▸ **Entries provided**

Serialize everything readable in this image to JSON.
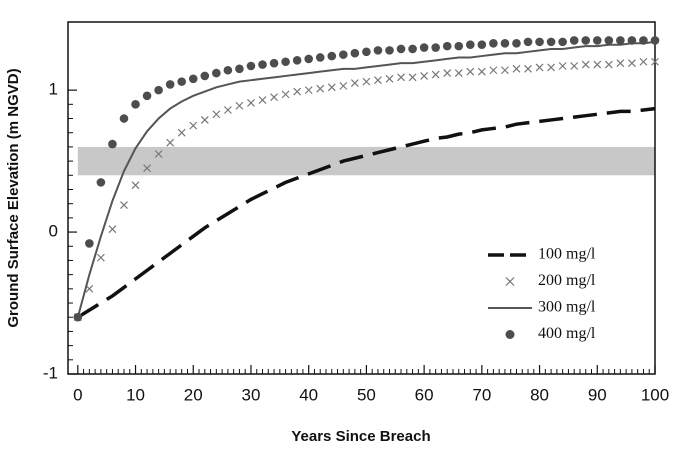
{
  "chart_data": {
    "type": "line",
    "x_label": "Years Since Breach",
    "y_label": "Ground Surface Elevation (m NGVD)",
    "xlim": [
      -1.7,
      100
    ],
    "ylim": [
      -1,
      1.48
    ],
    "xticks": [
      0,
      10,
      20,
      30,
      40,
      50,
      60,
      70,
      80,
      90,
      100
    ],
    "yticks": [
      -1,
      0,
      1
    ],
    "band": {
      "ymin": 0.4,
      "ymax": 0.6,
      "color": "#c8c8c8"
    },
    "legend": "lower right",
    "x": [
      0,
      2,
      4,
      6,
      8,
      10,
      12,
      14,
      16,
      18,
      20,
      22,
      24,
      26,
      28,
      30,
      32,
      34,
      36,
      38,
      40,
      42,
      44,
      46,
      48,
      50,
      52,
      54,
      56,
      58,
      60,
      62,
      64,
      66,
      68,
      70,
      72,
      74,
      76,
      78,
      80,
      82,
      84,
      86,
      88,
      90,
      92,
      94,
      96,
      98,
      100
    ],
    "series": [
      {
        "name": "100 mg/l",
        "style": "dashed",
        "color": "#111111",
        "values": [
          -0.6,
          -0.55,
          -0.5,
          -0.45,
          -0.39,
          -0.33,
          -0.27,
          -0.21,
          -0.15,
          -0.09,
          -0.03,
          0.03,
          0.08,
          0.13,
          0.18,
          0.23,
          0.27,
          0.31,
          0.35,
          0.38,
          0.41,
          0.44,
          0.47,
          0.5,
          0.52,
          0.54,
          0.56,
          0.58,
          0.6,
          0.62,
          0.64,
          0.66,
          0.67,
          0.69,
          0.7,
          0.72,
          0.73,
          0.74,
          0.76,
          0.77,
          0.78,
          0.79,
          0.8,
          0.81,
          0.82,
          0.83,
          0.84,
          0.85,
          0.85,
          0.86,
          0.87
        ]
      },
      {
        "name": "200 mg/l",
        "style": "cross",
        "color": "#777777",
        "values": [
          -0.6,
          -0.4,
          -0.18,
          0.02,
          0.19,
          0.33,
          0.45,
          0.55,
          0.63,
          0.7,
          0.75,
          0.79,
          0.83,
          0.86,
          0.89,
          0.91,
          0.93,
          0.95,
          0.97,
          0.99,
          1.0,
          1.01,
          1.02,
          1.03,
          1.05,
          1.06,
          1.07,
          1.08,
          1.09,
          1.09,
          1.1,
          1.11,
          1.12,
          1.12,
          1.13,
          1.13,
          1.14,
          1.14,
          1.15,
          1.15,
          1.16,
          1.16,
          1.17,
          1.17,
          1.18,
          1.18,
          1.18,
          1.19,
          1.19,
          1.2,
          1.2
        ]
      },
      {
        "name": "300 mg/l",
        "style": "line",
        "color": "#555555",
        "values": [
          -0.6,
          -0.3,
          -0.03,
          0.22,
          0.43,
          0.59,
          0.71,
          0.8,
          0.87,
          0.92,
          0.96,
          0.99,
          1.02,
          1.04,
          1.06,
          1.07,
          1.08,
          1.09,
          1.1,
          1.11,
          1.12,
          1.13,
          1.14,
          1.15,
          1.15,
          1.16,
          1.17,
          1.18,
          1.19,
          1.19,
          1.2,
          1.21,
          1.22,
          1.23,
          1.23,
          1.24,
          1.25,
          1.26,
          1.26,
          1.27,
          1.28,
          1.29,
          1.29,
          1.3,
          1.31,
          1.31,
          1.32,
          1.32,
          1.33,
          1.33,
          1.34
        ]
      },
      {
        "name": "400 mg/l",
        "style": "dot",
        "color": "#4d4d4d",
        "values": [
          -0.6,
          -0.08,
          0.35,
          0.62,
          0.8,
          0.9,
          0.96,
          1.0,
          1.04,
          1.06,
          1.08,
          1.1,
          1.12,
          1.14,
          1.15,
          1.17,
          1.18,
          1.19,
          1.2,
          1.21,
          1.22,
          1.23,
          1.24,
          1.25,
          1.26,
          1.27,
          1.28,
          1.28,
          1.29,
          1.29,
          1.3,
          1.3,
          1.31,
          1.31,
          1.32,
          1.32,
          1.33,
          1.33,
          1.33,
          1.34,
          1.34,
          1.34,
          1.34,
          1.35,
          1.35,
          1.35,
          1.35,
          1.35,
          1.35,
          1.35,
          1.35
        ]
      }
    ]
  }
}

▸ **What needs to be done**
The records above must be printed exactly; the pictures stay out.

▸ **Written answer**
Serialize everything readable in this image to JSON.
{
  "chart_data": {
    "type": "line",
    "x_label": "Years Since Breach",
    "y_label": "Ground Surface Elevation (m NGVD)",
    "xlim": [
      -1.7,
      100
    ],
    "ylim": [
      -1,
      1.48
    ],
    "xticks": [
      0,
      10,
      20,
      30,
      40,
      50,
      60,
      70,
      80,
      90,
      100
    ],
    "yticks": [
      -1,
      0,
      1
    ],
    "band": {
      "ymin": 0.4,
      "ymax": 0.6,
      "color": "#c8c8c8"
    },
    "legend": "lower right",
    "x": [
      0,
      2,
      4,
      6,
      8,
      10,
      12,
      14,
      16,
      18,
      20,
      22,
      24,
      26,
      28,
      30,
      32,
      34,
      36,
      38,
      40,
      42,
      44,
      46,
      48,
      50,
      52,
      54,
      56,
      58,
      60,
      62,
      64,
      66,
      68,
      70,
      72,
      74,
      76,
      78,
      80,
      82,
      84,
      86,
      88,
      90,
      92,
      94,
      96,
      98,
      100
    ],
    "series": [
      {
        "name": "100 mg/l",
        "style": "dashed",
        "color": "#111111",
        "values": [
          -0.6,
          -0.55,
          -0.5,
          -0.45,
          -0.39,
          -0.33,
          -0.27,
          -0.21,
          -0.15,
          -0.09,
          -0.03,
          0.03,
          0.08,
          0.13,
          0.18,
          0.23,
          0.27,
          0.31,
          0.35,
          0.38,
          0.41,
          0.44,
          0.47,
          0.5,
          0.52,
          0.54,
          0.56,
          0.58,
          0.6,
          0.62,
          0.64,
          0.66,
          0.67,
          0.69,
          0.7,
          0.72,
          0.73,
          0.74,
          0.76,
          0.77,
          0.78,
          0.79,
          0.8,
          0.81,
          0.82,
          0.83,
          0.84,
          0.85,
          0.85,
          0.86,
          0.87
        ]
      },
      {
        "name": "200 mg/l",
        "style": "cross",
        "color": "#777777",
        "values": [
          -0.6,
          -0.4,
          -0.18,
          0.02,
          0.19,
          0.33,
          0.45,
          0.55,
          0.63,
          0.7,
          0.75,
          0.79,
          0.83,
          0.86,
          0.89,
          0.91,
          0.93,
          0.95,
          0.97,
          0.99,
          1.0,
          1.01,
          1.02,
          1.03,
          1.05,
          1.06,
          1.07,
          1.08,
          1.09,
          1.09,
          1.1,
          1.11,
          1.12,
          1.12,
          1.13,
          1.13,
          1.14,
          1.14,
          1.15,
          1.15,
          1.16,
          1.16,
          1.17,
          1.17,
          1.18,
          1.18,
          1.18,
          1.19,
          1.19,
          1.2,
          1.2
        ]
      },
      {
        "name": "300 mg/l",
        "style": "line",
        "color": "#555555",
        "values": [
          -0.6,
          -0.3,
          -0.03,
          0.22,
          0.43,
          0.59,
          0.71,
          0.8,
          0.87,
          0.92,
          0.96,
          0.99,
          1.02,
          1.04,
          1.06,
          1.07,
          1.08,
          1.09,
          1.1,
          1.11,
          1.12,
          1.13,
          1.14,
          1.15,
          1.15,
          1.16,
          1.17,
          1.18,
          1.19,
          1.19,
          1.2,
          1.21,
          1.22,
          1.23,
          1.23,
          1.24,
          1.25,
          1.26,
          1.26,
          1.27,
          1.28,
          1.29,
          1.29,
          1.3,
          1.31,
          1.31,
          1.32,
          1.32,
          1.33,
          1.33,
          1.34
        ]
      },
      {
        "name": "400 mg/l",
        "style": "dot",
        "color": "#4d4d4d",
        "values": [
          -0.6,
          -0.08,
          0.35,
          0.62,
          0.8,
          0.9,
          0.96,
          1.0,
          1.04,
          1.06,
          1.08,
          1.1,
          1.12,
          1.14,
          1.15,
          1.17,
          1.18,
          1.19,
          1.2,
          1.21,
          1.22,
          1.23,
          1.24,
          1.25,
          1.26,
          1.27,
          1.28,
          1.28,
          1.29,
          1.29,
          1.3,
          1.3,
          1.31,
          1.31,
          1.32,
          1.32,
          1.33,
          1.33,
          1.33,
          1.34,
          1.34,
          1.34,
          1.34,
          1.35,
          1.35,
          1.35,
          1.35,
          1.35,
          1.35,
          1.35,
          1.35
        ]
      }
    ]
  }
}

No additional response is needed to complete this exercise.